-- Start --

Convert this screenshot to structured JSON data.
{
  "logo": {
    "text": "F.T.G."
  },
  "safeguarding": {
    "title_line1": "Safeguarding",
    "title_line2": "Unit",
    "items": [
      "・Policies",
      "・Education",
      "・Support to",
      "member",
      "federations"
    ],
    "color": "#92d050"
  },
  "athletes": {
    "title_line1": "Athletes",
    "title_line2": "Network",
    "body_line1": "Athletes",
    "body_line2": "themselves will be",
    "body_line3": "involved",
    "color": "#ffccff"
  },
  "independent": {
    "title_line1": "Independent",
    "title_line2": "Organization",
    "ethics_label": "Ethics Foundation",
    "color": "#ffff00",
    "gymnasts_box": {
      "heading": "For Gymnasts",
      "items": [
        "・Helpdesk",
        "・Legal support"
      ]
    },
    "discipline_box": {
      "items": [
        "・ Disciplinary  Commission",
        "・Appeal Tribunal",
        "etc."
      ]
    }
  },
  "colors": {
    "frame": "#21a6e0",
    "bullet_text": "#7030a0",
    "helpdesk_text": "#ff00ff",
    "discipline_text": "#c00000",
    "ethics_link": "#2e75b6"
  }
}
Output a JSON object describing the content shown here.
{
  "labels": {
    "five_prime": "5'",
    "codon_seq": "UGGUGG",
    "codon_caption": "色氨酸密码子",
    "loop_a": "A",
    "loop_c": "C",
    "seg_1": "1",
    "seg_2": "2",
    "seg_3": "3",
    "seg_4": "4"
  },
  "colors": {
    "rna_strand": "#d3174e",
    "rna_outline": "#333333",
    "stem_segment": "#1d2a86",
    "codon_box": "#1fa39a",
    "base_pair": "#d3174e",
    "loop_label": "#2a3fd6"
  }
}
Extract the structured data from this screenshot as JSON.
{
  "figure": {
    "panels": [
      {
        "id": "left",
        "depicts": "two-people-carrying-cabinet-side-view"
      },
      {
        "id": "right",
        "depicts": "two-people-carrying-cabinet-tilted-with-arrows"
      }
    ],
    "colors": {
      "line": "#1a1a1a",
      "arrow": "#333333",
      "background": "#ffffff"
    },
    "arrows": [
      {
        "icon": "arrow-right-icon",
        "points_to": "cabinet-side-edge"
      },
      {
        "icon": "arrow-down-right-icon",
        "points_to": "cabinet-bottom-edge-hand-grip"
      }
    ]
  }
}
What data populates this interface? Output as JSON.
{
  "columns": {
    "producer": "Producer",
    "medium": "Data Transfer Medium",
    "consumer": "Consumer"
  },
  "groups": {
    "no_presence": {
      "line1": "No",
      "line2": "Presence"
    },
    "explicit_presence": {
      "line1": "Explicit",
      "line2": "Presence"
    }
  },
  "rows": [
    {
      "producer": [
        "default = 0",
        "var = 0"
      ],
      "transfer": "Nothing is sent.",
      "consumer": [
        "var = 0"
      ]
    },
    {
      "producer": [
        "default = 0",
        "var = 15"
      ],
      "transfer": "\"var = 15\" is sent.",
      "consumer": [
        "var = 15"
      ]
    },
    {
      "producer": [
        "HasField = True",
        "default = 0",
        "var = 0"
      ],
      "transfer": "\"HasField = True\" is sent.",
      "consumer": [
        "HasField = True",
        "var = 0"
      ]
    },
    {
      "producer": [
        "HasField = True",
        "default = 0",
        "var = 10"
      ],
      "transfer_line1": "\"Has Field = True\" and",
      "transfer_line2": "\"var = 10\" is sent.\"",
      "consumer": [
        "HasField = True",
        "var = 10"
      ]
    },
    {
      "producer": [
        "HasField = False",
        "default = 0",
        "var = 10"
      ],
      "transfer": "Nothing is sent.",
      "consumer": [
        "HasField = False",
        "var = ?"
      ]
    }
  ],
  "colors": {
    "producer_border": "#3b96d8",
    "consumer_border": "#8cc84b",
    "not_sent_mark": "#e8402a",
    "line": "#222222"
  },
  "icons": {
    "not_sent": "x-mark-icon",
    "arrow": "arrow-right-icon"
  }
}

-- End --

Restate each record word for word.

Convert this screenshot to structured JSON data.
{
  "logo": {
    "text": "F.T.G."
  },
  "safeguarding": {
    "title_line1": "Safeguarding",
    "title_line2": "Unit",
    "items": [
      "・Policies",
      "・Education",
      "・Support to",
      "member",
      "federations"
    ],
    "color": "#92d050"
  },
  "athletes": {
    "title_line1": "Athletes",
    "title_line2": "Network",
    "body_line1": "Athletes",
    "body_line2": "themselves will be",
    "body_line3": "involved",
    "color": "#ffccff"
  },
  "independent": {
    "title_line1": "Independent",
    "title_line2": "Organization",
    "ethics_label": "Ethics Foundation",
    "color": "#ffff00",
    "gymnasts_box": {
      "heading": "For Gymnasts",
      "items": [
        "・Helpdesk",
        "・Legal support"
      ]
    },
    "discipline_box": {
      "items": [
        "・ Disciplinary  Commission",
        "・Appeal Tribunal",
        "etc."
      ]
    }
  },
  "colors": {
    "frame": "#21a6e0",
    "bullet_text": "#7030a0",
    "helpdesk_text": "#ff00ff",
    "discipline_text": "#c00000",
    "ethics_link": "#2e75b6"
  }
}
Output a JSON object describing the content shown here.
{
  "labels": {
    "five_prime": "5'",
    "codon_seq": "UGGUGG",
    "codon_caption": "色氨酸密码子",
    "loop_a": "A",
    "loop_c": "C",
    "seg_1": "1",
    "seg_2": "2",
    "seg_3": "3",
    "seg_4": "4"
  },
  "colors": {
    "rna_strand": "#d3174e",
    "rna_outline": "#333333",
    "stem_segment": "#1d2a86",
    "codon_box": "#1fa39a",
    "base_pair": "#d3174e",
    "loop_label": "#2a3fd6"
  }
}
Extract the structured data from this screenshot as JSON.
{
  "figure": {
    "panels": [
      {
        "id": "left",
        "depicts": "two-people-carrying-cabinet-side-view"
      },
      {
        "id": "right",
        "depicts": "two-people-carrying-cabinet-tilted-with-arrows"
      }
    ],
    "colors": {
      "line": "#1a1a1a",
      "arrow": "#333333",
      "background": "#ffffff"
    },
    "arrows": [
      {
        "icon": "arrow-right-icon",
        "points_to": "cabinet-side-edge"
      },
      {
        "icon": "arrow-down-right-icon",
        "points_to": "cabinet-bottom-edge-hand-grip"
      }
    ]
  }
}
What data populates this interface? Output as JSON.
{
  "columns": {
    "producer": "Producer",
    "medium": "Data Transfer Medium",
    "consumer": "Consumer"
  },
  "groups": {
    "no_presence": {
      "line1": "No",
      "line2": "Presence"
    },
    "explicit_presence": {
      "line1": "Explicit",
      "line2": "Presence"
    }
  },
  "rows": [
    {
      "producer": [
        "default = 0",
        "var = 0"
      ],
      "transfer": "Nothing is sent.",
      "consumer": [
        "var = 0"
      ]
    },
    {
      "producer": [
        "default = 0",
        "var = 15"
      ],
      "transfer": "\"var = 15\" is sent.",
      "consumer": [
        "var = 15"
      ]
    },
    {
      "producer": [
        "HasField = True",
        "default = 0",
        "var = 0"
      ],
      "transfer": "\"HasField = True\" is sent.",
      "consumer": [
        "HasField = True",
        "var = 0"
      ]
    },
    {
      "producer": [
        "HasField = True",
        "default = 0",
        "var = 10"
      ],
      "transfer_line1": "\"Has Field = True\" and",
      "transfer_line2": "\"var = 10\" is sent.\"",
      "consumer": [
        "HasField = True",
        "var = 10"
      ]
    },
    {
      "producer": [
        "HasField = False",
        "default = 0",
        "var = 10"
      ],
      "transfer": "Nothing is sent.",
      "consumer": [
        "HasField = False",
        "var = ?"
      ]
    }
  ],
  "colors": {
    "producer_border": "#3b96d8",
    "consumer_border": "#8cc84b",
    "not_sent_mark": "#e8402a",
    "line": "#222222"
  },
  "icons": {
    "not_sent": "x-mark-icon",
    "arrow": "arrow-right-icon"
  }
}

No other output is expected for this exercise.